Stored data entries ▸
>> START

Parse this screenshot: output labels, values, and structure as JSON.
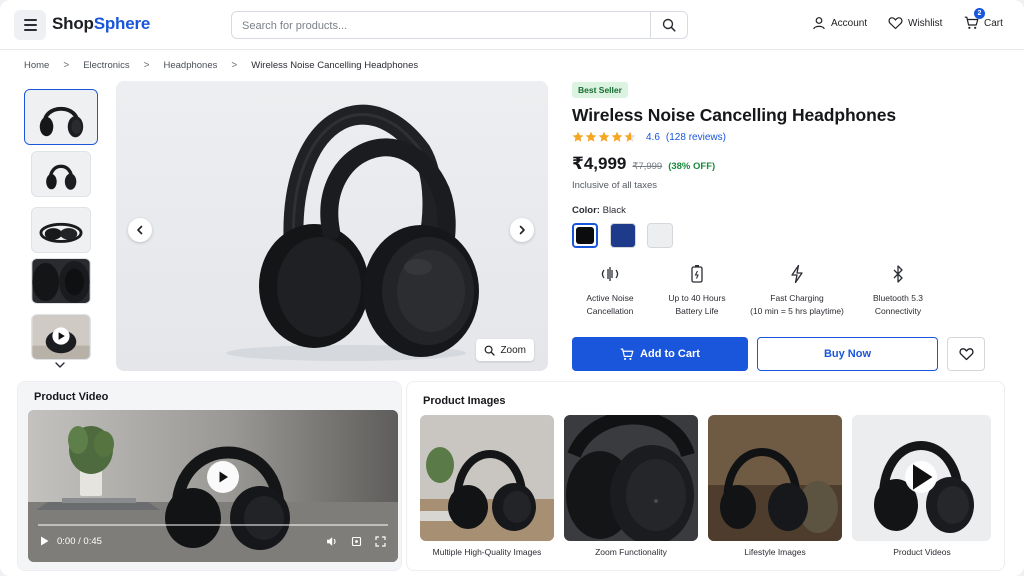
{
  "header": {
    "logo_part1": "Shop",
    "logo_part2": "Sphere",
    "search_placeholder": "Search for products...",
    "account_label": "Account",
    "wishlist_label": "Wishlist",
    "cart_label": "Cart",
    "cart_count": "2"
  },
  "breadcrumb": {
    "items": [
      "Home",
      "Electronics",
      "Headphones",
      "Wireless Noise Cancelling Headphones"
    ]
  },
  "gallery": {
    "zoom_label": "Zoom"
  },
  "product": {
    "badge": "Best Seller",
    "title": "Wireless Noise Cancelling Headphones",
    "rating": "4.6",
    "rating_value": 4.6,
    "reviews": "(128 reviews)",
    "price": "₹4,999",
    "mrp": "₹7,999",
    "discount": "(38% OFF)",
    "tax_note": "Inclusive of all taxes",
    "color_label": "Color:",
    "color_value": "Black",
    "colors": [
      "#0b0c0e",
      "#1e3a8a",
      "#eceef0"
    ],
    "features": [
      {
        "line1": "Active Noise",
        "line2": "Cancellation",
        "icon": "noise-cancel-icon"
      },
      {
        "line1": "Up to 40 Hours",
        "line2": "Battery Life",
        "icon": "battery-icon"
      },
      {
        "line1": "Fast Charging",
        "line2": "(10 min = 5 hrs playtime)",
        "icon": "lightning-icon"
      },
      {
        "line1": "Bluetooth 5.3",
        "line2": "Connectivity",
        "icon": "bluetooth-icon"
      }
    ],
    "add_to_cart": "Add to Cart",
    "buy_now": "Buy Now"
  },
  "video_panel": {
    "title": "Product Video",
    "time": "0:00 / 0:45",
    "progress": 0.0
  },
  "images_panel": {
    "title": "Product Images",
    "cards": [
      "Multiple High-Quality Images",
      "Zoom Functionality",
      "Lifestyle Images",
      "Product Videos"
    ]
  },
  "colors": {
    "accent": "#1a56db",
    "star": "#f5a623",
    "success": "#168a3b"
  }
}
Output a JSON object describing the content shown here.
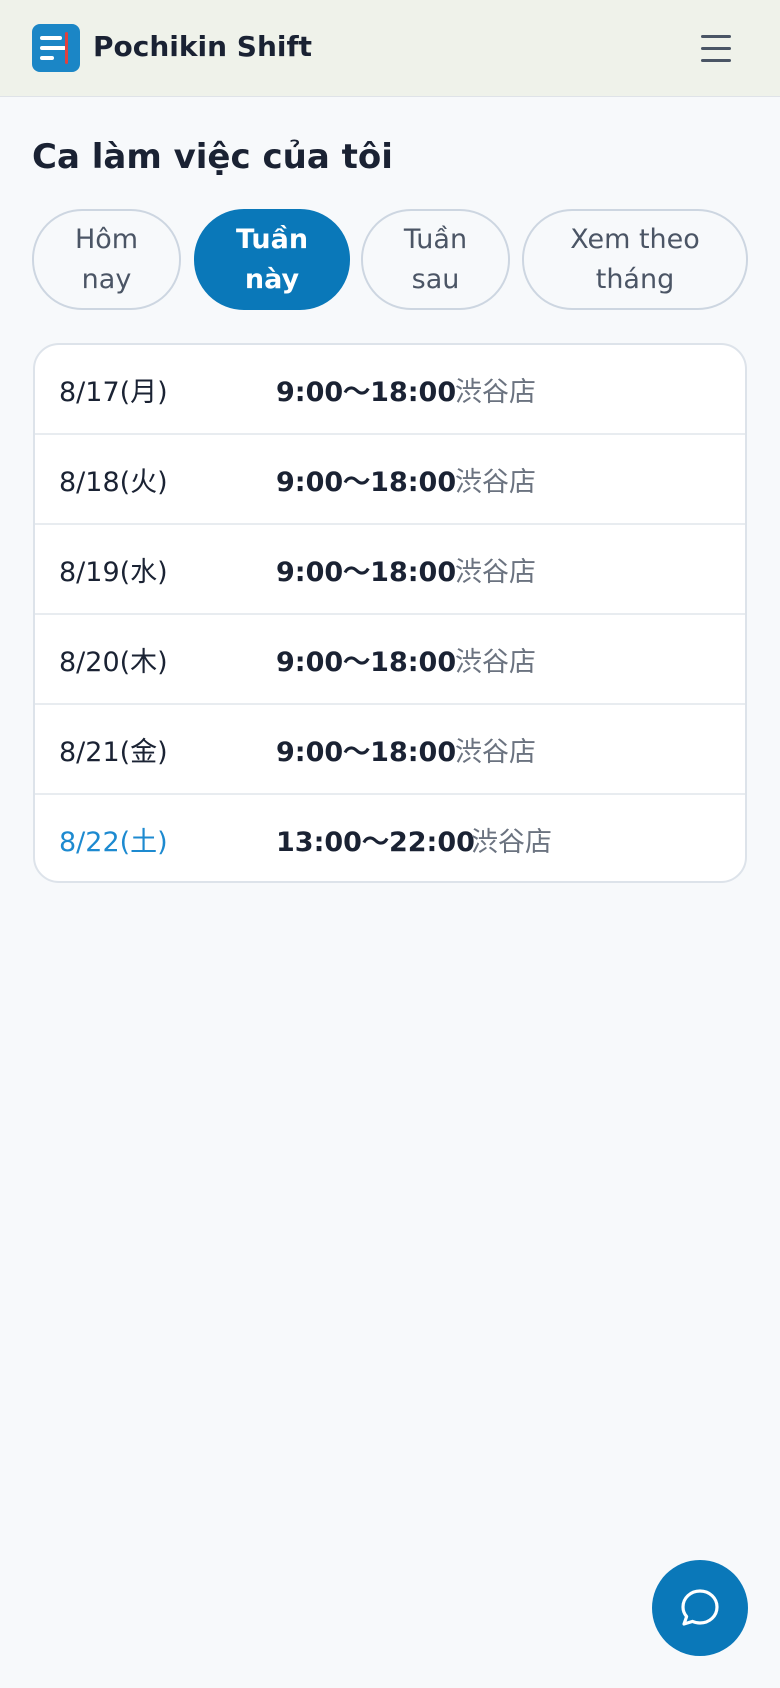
{
  "app": {
    "name": "Pochikin Shift",
    "logo_icon": "app-logo-icon",
    "menu_icon": "hamburger-menu-icon"
  },
  "page": {
    "title": "Ca làm việc của tôi"
  },
  "tabs": [
    {
      "line1": "Hôm",
      "line2": "nay",
      "active": false
    },
    {
      "line1": "Tuần",
      "line2": "này",
      "active": true
    },
    {
      "line1": "Tuần",
      "line2": "sau",
      "active": false
    },
    {
      "line1": "Xem theo",
      "line2": "tháng",
      "active": false
    }
  ],
  "shifts": [
    {
      "date": "8/17(月)",
      "time": "9:00〜18:00",
      "store": "渋谷店"
    },
    {
      "date": "8/18(火)",
      "time": "9:00〜18:00",
      "store": "渋谷店"
    },
    {
      "date": "8/19(水)",
      "time": "9:00〜18:00",
      "store": "渋谷店"
    },
    {
      "date": "8/20(木)",
      "time": "9:00〜18:00",
      "store": "渋谷店"
    },
    {
      "date": "8/21(金)",
      "time": "9:00〜18:00",
      "store": "渋谷店"
    },
    {
      "date": "8/22(土)",
      "time": "13:00〜22:00",
      "store": "渋谷店"
    }
  ],
  "fab": {
    "icon": "chat-bubble-icon"
  },
  "colors": {
    "accent": "#0a78b9",
    "saturday": "#1d8ad0",
    "header_bg": "#eff2ea",
    "page_bg": "#f7f9fb"
  }
}
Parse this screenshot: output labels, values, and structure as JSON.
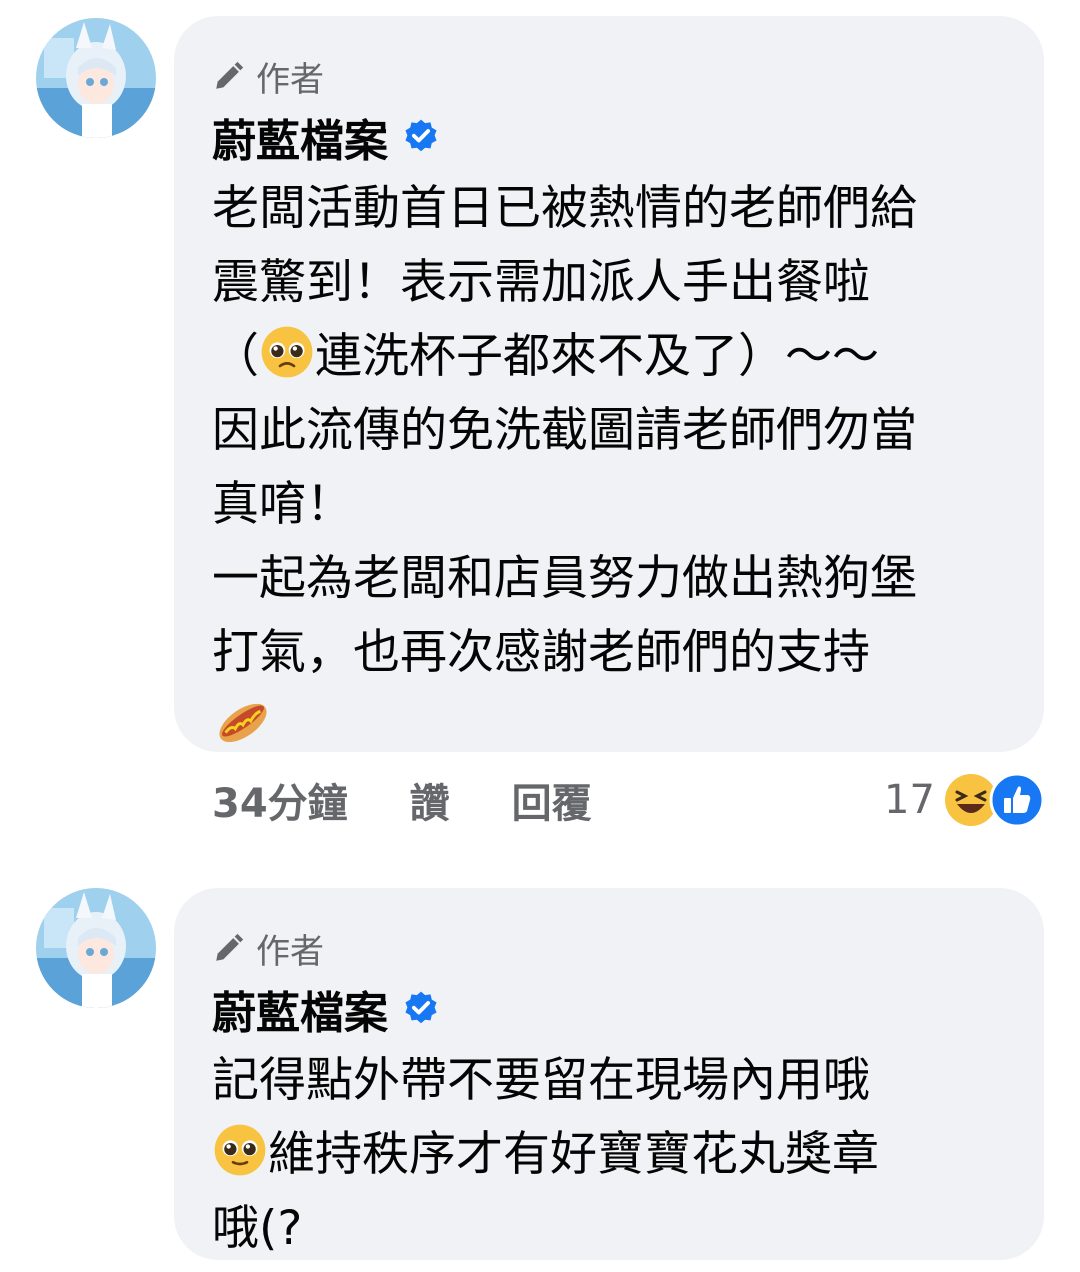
{
  "comments": [
    {
      "badge": "作者",
      "author": "蔚藍檔案",
      "lines": [
        "老闆活動首日已被熱情的老師們給",
        "震驚到！表示需加派人手出餐啦",
        "連洗杯子都來不及了）～～",
        "因此流傳的免洗截圖請老師們勿當",
        "真唷！",
        "一起為老闆和店員努力做出熱狗堡",
        "打氣，也再次感謝老師們的支持"
      ],
      "line3_prefix": "（",
      "time": "34分鐘",
      "like_label": "讚",
      "reply_label": "回覆",
      "reaction_count": "17",
      "emoji_icons": [
        "pleading-face-icon",
        "hotdog-icon"
      ],
      "reaction_icons": [
        "laughing-reaction-icon",
        "like-reaction-icon"
      ]
    },
    {
      "badge": "作者",
      "author": "蔚藍檔案",
      "lines": [
        "記得點外帶不要留在現場內用哦",
        "維持秩序才有好寶寶花丸獎章",
        "哦(?"
      ],
      "emoji_icons": [
        "pleading-face-icon"
      ]
    }
  ],
  "colors": {
    "bubble": "#f0f2f5",
    "secondary_text": "#65676b",
    "verified": "#1877f2"
  }
}
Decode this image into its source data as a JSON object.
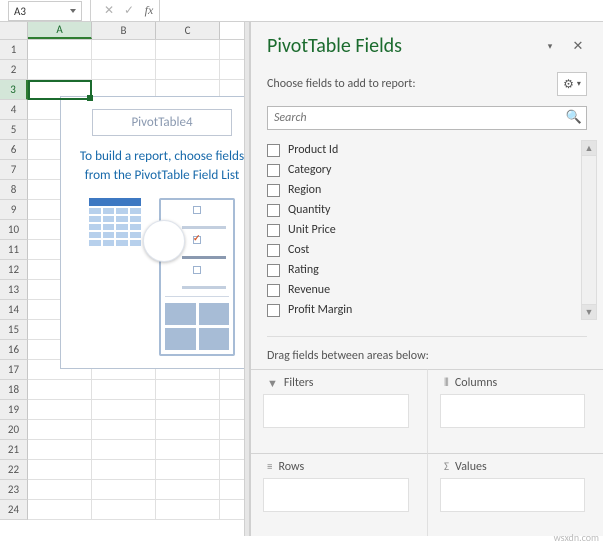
{
  "formula_bar": {
    "name_box": "A3",
    "cancel_icon": "✕",
    "confirm_icon": "✓",
    "fx_label": "fx",
    "formula_value": ""
  },
  "columns": [
    "A",
    "B",
    "C"
  ],
  "rows": [
    "1",
    "2",
    "3",
    "4",
    "5",
    "6",
    "7",
    "8",
    "9",
    "10",
    "11",
    "12",
    "13",
    "14",
    "15",
    "16",
    "17",
    "18",
    "19",
    "20",
    "21",
    "22",
    "23",
    "24"
  ],
  "selected_cell": "A3",
  "pivot_placeholder": {
    "name": "PivotTable4",
    "message": "To build a report, choose fields from the PivotTable Field List"
  },
  "pane": {
    "title": "PivotTable Fields",
    "collapse_icon": "▾",
    "close_icon": "✕",
    "subtitle": "Choose fields to add to report:",
    "gear_icon": "⚙",
    "search_placeholder": "Search",
    "search_icon": "🔍",
    "fields": [
      {
        "label": "Product Id",
        "checked": false
      },
      {
        "label": "Category",
        "checked": false
      },
      {
        "label": "Region",
        "checked": false
      },
      {
        "label": "Quantity",
        "checked": false
      },
      {
        "label": "Unit Price",
        "checked": false
      },
      {
        "label": "Cost",
        "checked": false
      },
      {
        "label": "Rating",
        "checked": false
      },
      {
        "label": "Revenue",
        "checked": false
      },
      {
        "label": "Profit Margin",
        "checked": false
      }
    ],
    "drag_label": "Drag fields between areas below:",
    "areas": {
      "filters": {
        "icon": "▼",
        "label": "Filters"
      },
      "columns": {
        "icon": "⦀",
        "label": "Columns"
      },
      "rows": {
        "icon": "≡",
        "label": "Rows"
      },
      "values": {
        "icon": "Σ",
        "label": "Values"
      }
    }
  },
  "watermark": "wsxdn.com"
}
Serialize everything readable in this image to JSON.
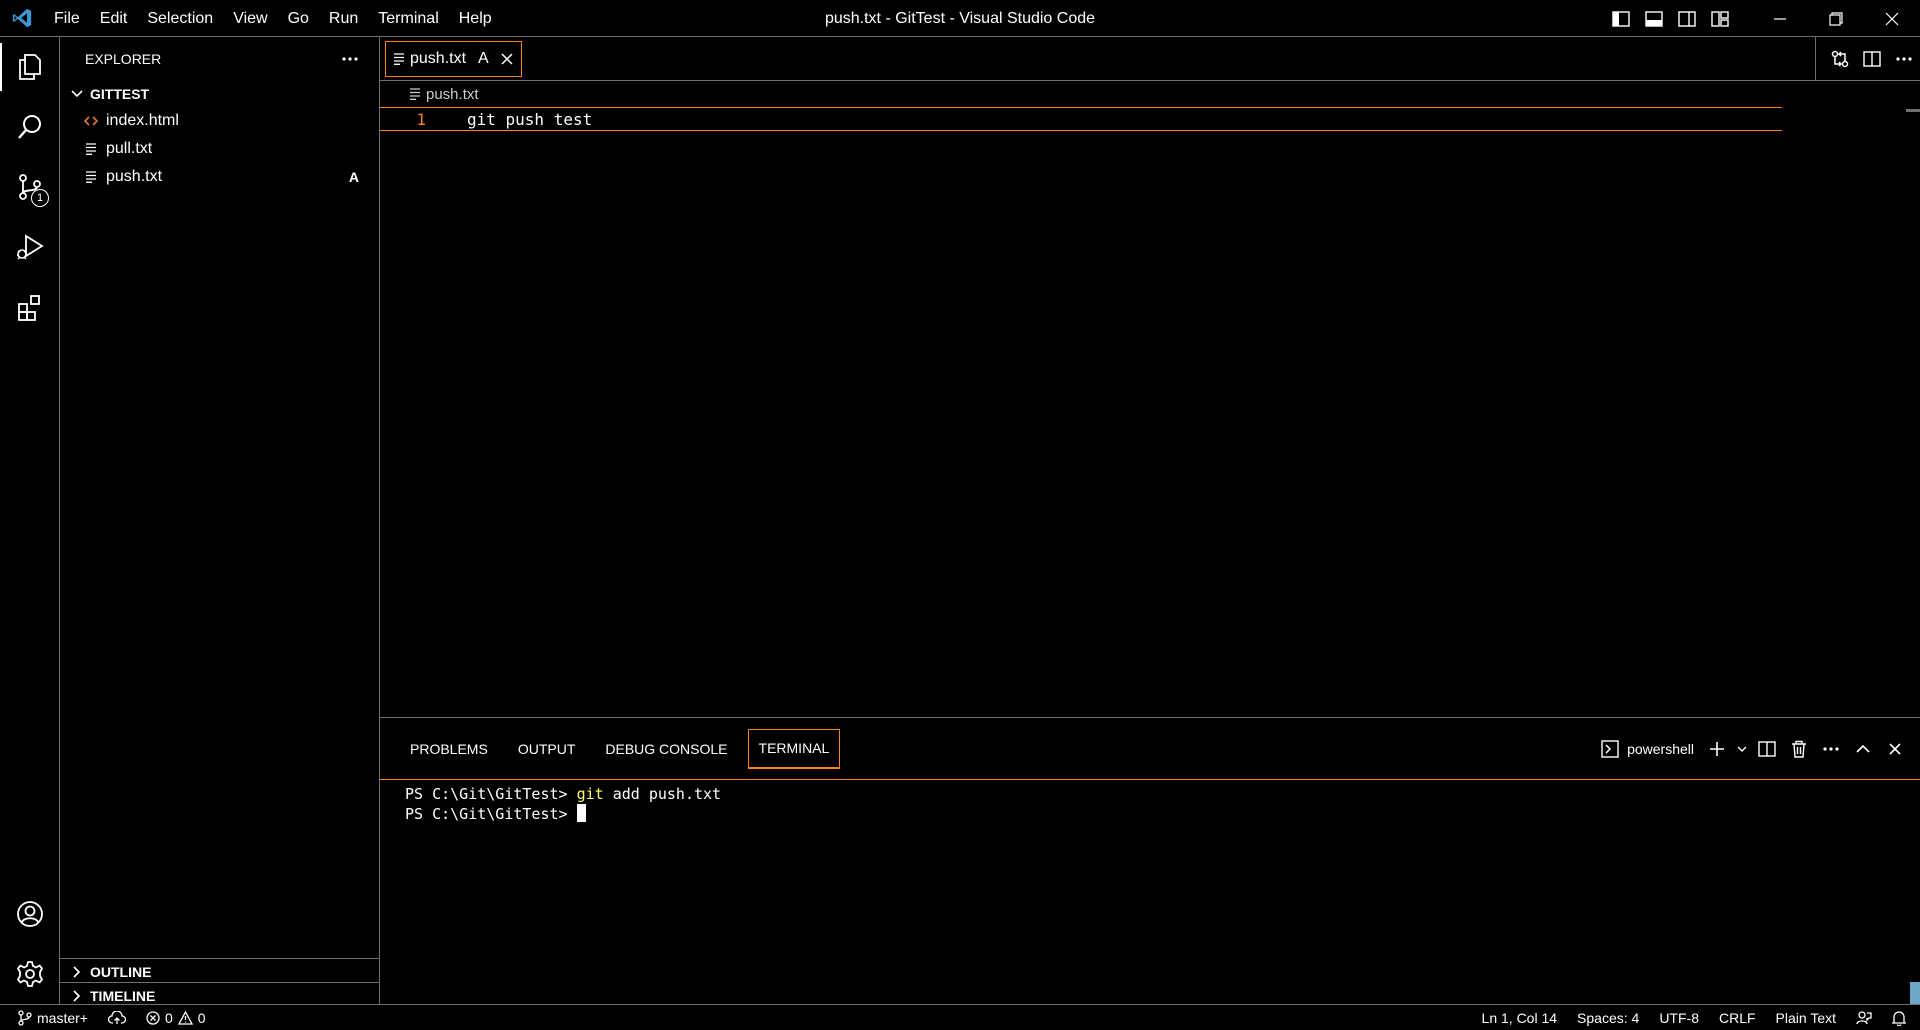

>> END

SET PROBLEM ▸ Exactly as written, return every line of the listing, but not the pictures.

THE RESPONSE ▸
Parse this screenshot: output labels, values, and structure as JSON.
{
  "header": {
    "logo_part1": "Shop",
    "logo_part2": "Sphere",
    "search_placeholder": "Search for products...",
    "account_label": "Account",
    "wishlist_label": "Wishlist",
    "cart_label": "Cart",
    "cart_count": "2"
  },
  "breadcrumb": {
    "items": [
      "Home",
      "Electronics",
      "Headphones",
      "Wireless Noise Cancelling Headphones"
    ]
  },
  "gallery": {
    "zoom_label": "Zoom"
  },
  "product": {
    "badge": "Best Seller",
    "title": "Wireless Noise Cancelling Headphones",
    "rating": "4.6",
    "rating_value": 4.6,
    "reviews": "(128 reviews)",
    "price": "₹4,999",
    "mrp": "₹7,999",
    "discount": "(38% OFF)",
    "tax_note": "Inclusive of all taxes",
    "color_label": "Color:",
    "color_value": "Black",
    "colors": [
      "#0b0c0e",
      "#1e3a8a",
      "#eceef0"
    ],
    "features": [
      {
        "line1": "Active Noise",
        "line2": "Cancellation",
        "icon": "noise-cancel-icon"
      },
      {
        "line1": "Up to 40 Hours",
        "line2": "Battery Life",
        "icon": "battery-icon"
      },
      {
        "line1": "Fast Charging",
        "line2": "(10 min = 5 hrs playtime)",
        "icon": "lightning-icon"
      },
      {
        "line1": "Bluetooth 5.3",
        "line2": "Connectivity",
        "icon": "bluetooth-icon"
      }
    ],
    "add_to_cart": "Add to Cart",
    "buy_now": "Buy Now"
  },
  "video_panel": {
    "title": "Product Video",
    "time": "0:00 / 0:45",
    "progress": 0.0
  },
  "images_panel": {
    "title": "Product Images",
    "cards": [
      "Multiple High-Quality Images",
      "Zoom Functionality",
      "Lifestyle Images",
      "Product Videos"
    ]
  },
  "colors": {
    "accent": "#1a56db",
    "star": "#f5a623",
    "success": "#168a3b"
  }
}
Output a JSON object describing the content shown here.
{
  "app": {
    "name": "Pochikin Shift",
    "logo_icon": "app-logo-icon",
    "menu_icon": "hamburger-menu-icon"
  },
  "page": {
    "title": "Ca làm việc của tôi"
  },
  "tabs": [
    {
      "line1": "Hôm",
      "line2": "nay",
      "active": false
    },
    {
      "line1": "Tuần",
      "line2": "này",
      "active": true
    },
    {
      "line1": "Tuần",
      "line2": "sau",
      "active": false
    },
    {
      "line1": "Xem theo",
      "line2": "tháng",
      "active": false
    }
  ],
  "shifts": [
    {
      "date": "8/17(月)",
      "time": "9:00〜18:00",
      "store": "渋谷店"
    },
    {
      "date": "8/18(火)",
      "time": "9:00〜18:00",
      "store": "渋谷店"
    },
    {
      "date": "8/19(水)",
      "time": "9:00〜18:00",
      "store": "渋谷店"
    },
    {
      "date": "8/20(木)",
      "time": "9:00〜18:00",
      "store": "渋谷店"
    },
    {
      "date": "8/21(金)",
      "time": "9:00〜18:00",
      "store": "渋谷店"
    },
    {
      "date": "8/22(土)",
      "time": "13:00〜22:00",
      "store": "渋谷店"
    }
  ],
  "fab": {
    "icon": "chat-bubble-icon"
  },
  "colors": {
    "accent": "#0a78b9",
    "saturday": "#1d8ad0",
    "header_bg": "#eff2ea",
    "page_bg": "#f7f9fb"
  }
}
Parse this screenshot: output labels, values, and structure as JSON.
{
  "comments": [
    {
      "badge": "作者",
      "author": "蔚藍檔案",
      "lines": [
        "老闆活動首日已被熱情的老師們給",
        "震驚到！表示需加派人手出餐啦",
        "連洗杯子都來不及了）～～",
        "因此流傳的免洗截圖請老師們勿當",
        "真唷！",
        "一起為老闆和店員努力做出熱狗堡",
        "打氣，也再次感謝老師們的支持"
      ],
      "line3_prefix": "（",
      "time": "34分鐘",
      "like_label": "讚",
      "reply_label": "回覆",
      "reaction_count": "17",
      "emoji_icons": [
        "pleading-face-icon",
        "hotdog-icon"
      ],
      "reaction_icons": [
        "laughing-reaction-icon",
        "like-reaction-icon"
      ]
    },
    {
      "badge": "作者",
      "author": "蔚藍檔案",
      "lines": [
        "記得點外帶不要留在現場內用哦",
        "維持秩序才有好寶寶花丸獎章",
        "哦(?"
      ],
      "emoji_icons": [
        "pleading-face-icon"
      ]
    }
  ],
  "colors": {
    "bubble": "#f0f2f5",
    "secondary_text": "#65676b",
    "verified": "#1877f2"
  }
}
Decode this image into its source data as a JSON object.
{
  "formula_bar": {
    "name_box": "A3",
    "cancel_icon": "✕",
    "confirm_icon": "✓",
    "fx_label": "fx",
    "formula_value": ""
  },
  "columns": [
    "A",
    "B",
    "C"
  ],
  "rows": [
    "1",
    "2",
    "3",
    "4",
    "5",
    "6",
    "7",
    "8",
    "9",
    "10",
    "11",
    "12",
    "13",
    "14",
    "15",
    "16",
    "17",
    "18",
    "19",
    "20",
    "21",
    "22",
    "23",
    "24"
  ],
  "selected_cell": "A3",
  "pivot_placeholder": {
    "name": "PivotTable4",
    "message": "To build a report, choose fields from the PivotTable Field List"
  },
  "pane": {
    "title": "PivotTable Fields",
    "collapse_icon": "▾",
    "close_icon": "✕",
    "subtitle": "Choose fields to add to report:",
    "gear_icon": "⚙",
    "search_placeholder": "Search",
    "search_icon": "🔍",
    "fields": [
      {
        "label": "Product Id",
        "checked": false
      },
      {
        "label": "Category",
        "checked": false
      },
      {
        "label": "Region",
        "checked": false
      },
      {
        "label": "Quantity",
        "checked": false
      },
      {
        "label": "Unit Price",
        "checked": false
      },
      {
        "label": "Cost",
        "checked": false
      },
      {
        "label": "Rating",
        "checked": false
      },
      {
        "label": "Revenue",
        "checked": false
      },
      {
        "label": "Profit Margin",
        "checked": false
      }
    ],
    "drag_label": "Drag fields between areas below:",
    "areas": {
      "filters": {
        "icon": "▼",
        "label": "Filters"
      },
      "columns": {
        "icon": "⦀",
        "label": "Columns"
      },
      "rows": {
        "icon": "≡",
        "label": "Rows"
      },
      "values": {
        "icon": "Σ",
        "label": "Values"
      }
    }
  },
  "watermark": "wsxdn.com"
}
Serialize everything readable in this image to JSON.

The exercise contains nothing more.